Stated problem = Set the listing down again exactly, please, apart from its pictures.

Data provided =
>>>>

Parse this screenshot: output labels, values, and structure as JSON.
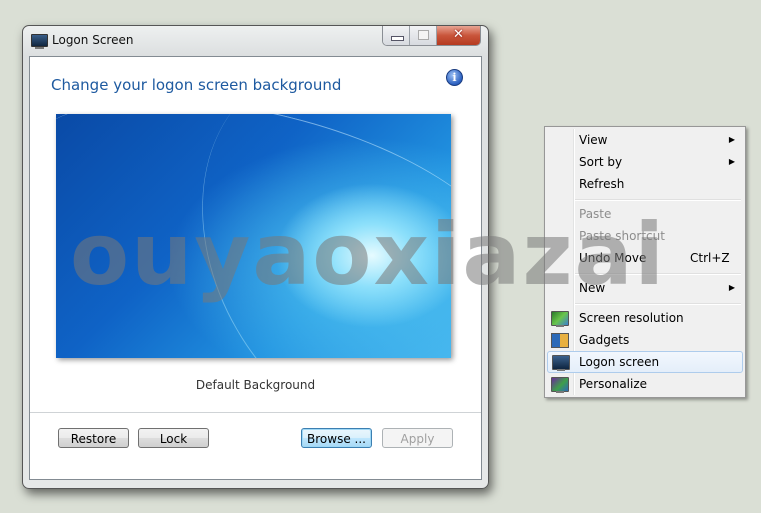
{
  "window": {
    "title": "Logon Screen",
    "controls": {
      "minimize": "minimize",
      "maximize": "maximize",
      "close": "✕"
    },
    "heading": "Change your logon screen background",
    "info_icon": "i",
    "preview_caption": "Default Background",
    "buttons": {
      "restore": "Restore",
      "lock": "Lock",
      "browse": "Browse ...",
      "apply": "Apply"
    },
    "apply_enabled": false
  },
  "context_menu": {
    "items": [
      {
        "label": "View",
        "submenu": true,
        "arrow": "▶",
        "disabled": false
      },
      {
        "label": "Sort by",
        "submenu": true,
        "arrow": "▶",
        "disabled": false
      },
      {
        "label": "Refresh",
        "disabled": false
      },
      {
        "label": "Paste",
        "disabled": true
      },
      {
        "label": "Paste shortcut",
        "disabled": true
      },
      {
        "label": "Undo Move",
        "shortcut": "Ctrl+Z",
        "disabled": false
      },
      {
        "label": "New",
        "submenu": true,
        "arrow": "▶",
        "disabled": false
      },
      {
        "label": "Screen resolution",
        "icon": "screen-resolution-icon",
        "disabled": false
      },
      {
        "label": "Gadgets",
        "icon": "gadgets-icon",
        "disabled": false
      },
      {
        "label": "Logon screen",
        "icon": "logon-screen-icon",
        "highlighted": true,
        "disabled": false
      },
      {
        "label": "Personalize",
        "icon": "personalize-icon",
        "disabled": false
      }
    ]
  },
  "watermark": "ouyaoxiazai"
}
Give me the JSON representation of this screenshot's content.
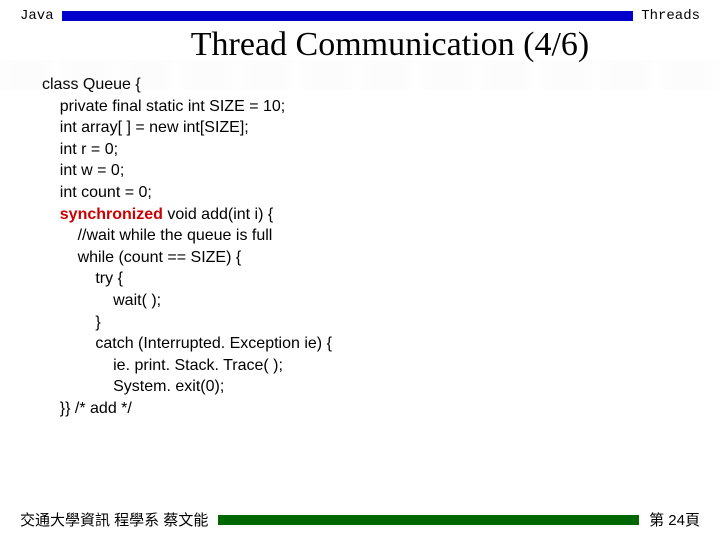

<<<<

Written answer =
Parse this screenshot: output labels, values, and structure as JSON.
{
  "window": {
    "title": "Logon Screen",
    "controls": {
      "minimize": "minimize",
      "maximize": "maximize",
      "close": "✕"
    },
    "heading": "Change your logon screen background",
    "info_icon": "i",
    "preview_caption": "Default Background",
    "buttons": {
      "restore": "Restore",
      "lock": "Lock",
      "browse": "Browse ...",
      "apply": "Apply"
    },
    "apply_enabled": false
  },
  "context_menu": {
    "items": [
      {
        "label": "View",
        "submenu": true,
        "arrow": "▶",
        "disabled": false
      },
      {
        "label": "Sort by",
        "submenu": true,
        "arrow": "▶",
        "disabled": false
      },
      {
        "label": "Refresh",
        "disabled": false
      },
      {
        "label": "Paste",
        "disabled": true
      },
      {
        "label": "Paste shortcut",
        "disabled": true
      },
      {
        "label": "Undo Move",
        "shortcut": "Ctrl+Z",
        "disabled": false
      },
      {
        "label": "New",
        "submenu": true,
        "arrow": "▶",
        "disabled": false
      },
      {
        "label": "Screen resolution",
        "icon": "screen-resolution-icon",
        "disabled": false
      },
      {
        "label": "Gadgets",
        "icon": "gadgets-icon",
        "disabled": false
      },
      {
        "label": "Logon screen",
        "icon": "logon-screen-icon",
        "highlighted": true,
        "disabled": false
      },
      {
        "label": "Personalize",
        "icon": "personalize-icon",
        "disabled": false
      }
    ]
  },
  "watermark": "ouyaoxiazai"
}
Give me the JSON representation of this screenshot's content.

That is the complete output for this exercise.